Exact reproduction of the data is required, with images excluded.
--- Working data ---
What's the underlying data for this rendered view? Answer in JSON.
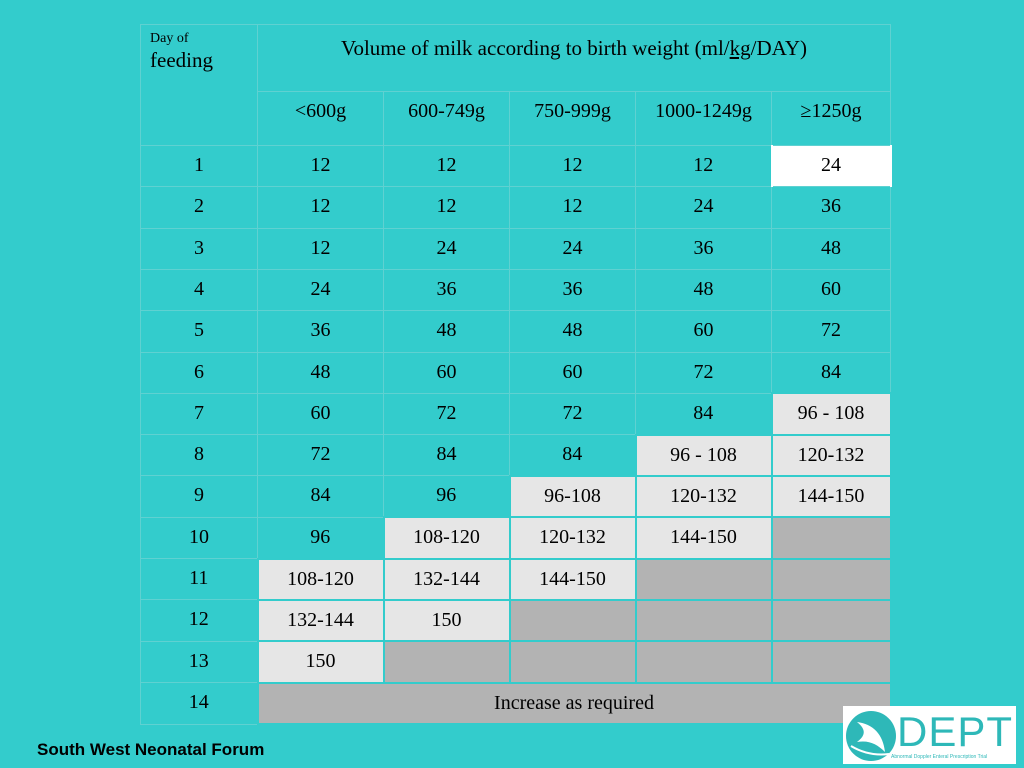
{
  "header": {
    "day_small": "Day of",
    "day_big": "feeding",
    "title_prefix": "Volume of milk according to birth weight (ml/",
    "title_unit": "kg",
    "title_suffix": "/DAY)",
    "columns": [
      "<600g",
      "600-749g",
      "750-999g",
      "1000-1249g",
      "≥1250g"
    ]
  },
  "rows": [
    {
      "day": "1",
      "cells": [
        "12",
        "12",
        "12",
        "12",
        "24"
      ],
      "styles": [
        "",
        "",
        "",
        "",
        "white"
      ]
    },
    {
      "day": "2",
      "cells": [
        "12",
        "12",
        "12",
        "24",
        "36"
      ],
      "styles": [
        "",
        "",
        "",
        "",
        ""
      ]
    },
    {
      "day": "3",
      "cells": [
        "12",
        "24",
        "24",
        "36",
        "48"
      ],
      "styles": [
        "",
        "",
        "",
        "",
        ""
      ]
    },
    {
      "day": "4",
      "cells": [
        "24",
        "36",
        "36",
        "48",
        "60"
      ],
      "styles": [
        "",
        "",
        "",
        "",
        ""
      ]
    },
    {
      "day": "5",
      "cells": [
        "36",
        "48",
        "48",
        "60",
        "72"
      ],
      "styles": [
        "",
        "",
        "",
        "",
        ""
      ]
    },
    {
      "day": "6",
      "cells": [
        "48",
        "60",
        "60",
        "72",
        "84"
      ],
      "styles": [
        "",
        "",
        "",
        "",
        ""
      ]
    },
    {
      "day": "7",
      "cells": [
        "60",
        "72",
        "72",
        "84",
        "96 - 108"
      ],
      "styles": [
        "",
        "",
        "",
        "",
        "light"
      ]
    },
    {
      "day": "8",
      "cells": [
        "72",
        "84",
        "84",
        "96 - 108",
        "120-132"
      ],
      "styles": [
        "",
        "",
        "",
        "light",
        "light"
      ]
    },
    {
      "day": "9",
      "cells": [
        "84",
        "96",
        "96-108",
        "120-132",
        "144-150"
      ],
      "styles": [
        "",
        "",
        "light",
        "light",
        "light"
      ]
    },
    {
      "day": "10",
      "cells": [
        "96",
        "108-120",
        "120-132",
        "144-150",
        ""
      ],
      "styles": [
        "",
        "light",
        "light",
        "light",
        "grey"
      ]
    },
    {
      "day": "11",
      "cells": [
        "108-120",
        "132-144",
        "144-150",
        "",
        ""
      ],
      "styles": [
        "light",
        "light",
        "light",
        "grey",
        "grey"
      ]
    },
    {
      "day": "12",
      "cells": [
        "132-144",
        "150",
        "",
        "",
        ""
      ],
      "styles": [
        "light",
        "light",
        "grey",
        "grey",
        "grey"
      ]
    },
    {
      "day": "13",
      "cells": [
        "150",
        "",
        "",
        "",
        ""
      ],
      "styles": [
        "light",
        "grey",
        "grey",
        "grey",
        "grey"
      ]
    }
  ],
  "last_row": {
    "day": "14",
    "text": "Increase as required"
  },
  "footer": {
    "organisation": "South West Neonatal Forum"
  },
  "logo": {
    "word": "DEPT",
    "subtitle": "Abnormal Doppler Enteral Prescription Trial",
    "icon": "stork-emblem-icon",
    "color": "#2eb8b8"
  },
  "colors": {
    "background": "#33cccc",
    "light_cell": "#e6e6e6",
    "grey_cell": "#b3b3b3"
  }
}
---
* [Completed exercise]
What's the underlying data for this rendered view? Answer in JSON.
{
  "header": {
    "day_small": "Day of",
    "day_big": "feeding",
    "title_prefix": "Volume of milk according to birth weight (ml/",
    "title_unit": "kg",
    "title_suffix": "/DAY)",
    "columns": [
      "<600g",
      "600-749g",
      "750-999g",
      "1000-1249g",
      "≥1250g"
    ]
  },
  "rows": [
    {
      "day": "1",
      "cells": [
        "12",
        "12",
        "12",
        "12",
        "24"
      ],
      "styles": [
        "",
        "",
        "",
        "",
        "white"
      ]
    },
    {
      "day": "2",
      "cells": [
        "12",
        "12",
        "12",
        "24",
        "36"
      ],
      "styles": [
        "",
        "",
        "",
        "",
        ""
      ]
    },
    {
      "day": "3",
      "cells": [
        "12",
        "24",
        "24",
        "36",
        "48"
      ],
      "styles": [
        "",
        "",
        "",
        "",
        ""
      ]
    },
    {
      "day": "4",
      "cells": [
        "24",
        "36",
        "36",
        "48",
        "60"
      ],
      "styles": [
        "",
        "",
        "",
        "",
        ""
      ]
    },
    {
      "day": "5",
      "cells": [
        "36",
        "48",
        "48",
        "60",
        "72"
      ],
      "styles": [
        "",
        "",
        "",
        "",
        ""
      ]
    },
    {
      "day": "6",
      "cells": [
        "48",
        "60",
        "60",
        "72",
        "84"
      ],
      "styles": [
        "",
        "",
        "",
        "",
        ""
      ]
    },
    {
      "day": "7",
      "cells": [
        "60",
        "72",
        "72",
        "84",
        "96 - 108"
      ],
      "styles": [
        "",
        "",
        "",
        "",
        "light"
      ]
    },
    {
      "day": "8",
      "cells": [
        "72",
        "84",
        "84",
        "96 - 108",
        "120-132"
      ],
      "styles": [
        "",
        "",
        "",
        "light",
        "light"
      ]
    },
    {
      "day": "9",
      "cells": [
        "84",
        "96",
        "96-108",
        "120-132",
        "144-150"
      ],
      "styles": [
        "",
        "",
        "light",
        "light",
        "light"
      ]
    },
    {
      "day": "10",
      "cells": [
        "96",
        "108-120",
        "120-132",
        "144-150",
        ""
      ],
      "styles": [
        "",
        "light",
        "light",
        "light",
        "grey"
      ]
    },
    {
      "day": "11",
      "cells": [
        "108-120",
        "132-144",
        "144-150",
        "",
        ""
      ],
      "styles": [
        "light",
        "light",
        "light",
        "grey",
        "grey"
      ]
    },
    {
      "day": "12",
      "cells": [
        "132-144",
        "150",
        "",
        "",
        ""
      ],
      "styles": [
        "light",
        "light",
        "grey",
        "grey",
        "grey"
      ]
    },
    {
      "day": "13",
      "cells": [
        "150",
        "",
        "",
        "",
        ""
      ],
      "styles": [
        "light",
        "grey",
        "grey",
        "grey",
        "grey"
      ]
    }
  ],
  "last_row": {
    "day": "14",
    "text": "Increase as required"
  },
  "footer": {
    "organisation": "South West Neonatal Forum"
  },
  "logo": {
    "word": "DEPT",
    "subtitle": "Abnormal Doppler Enteral Prescription Trial",
    "icon": "stork-emblem-icon",
    "color": "#2eb8b8"
  },
  "colors": {
    "background": "#33cccc",
    "light_cell": "#e6e6e6",
    "grey_cell": "#b3b3b3"
  }
}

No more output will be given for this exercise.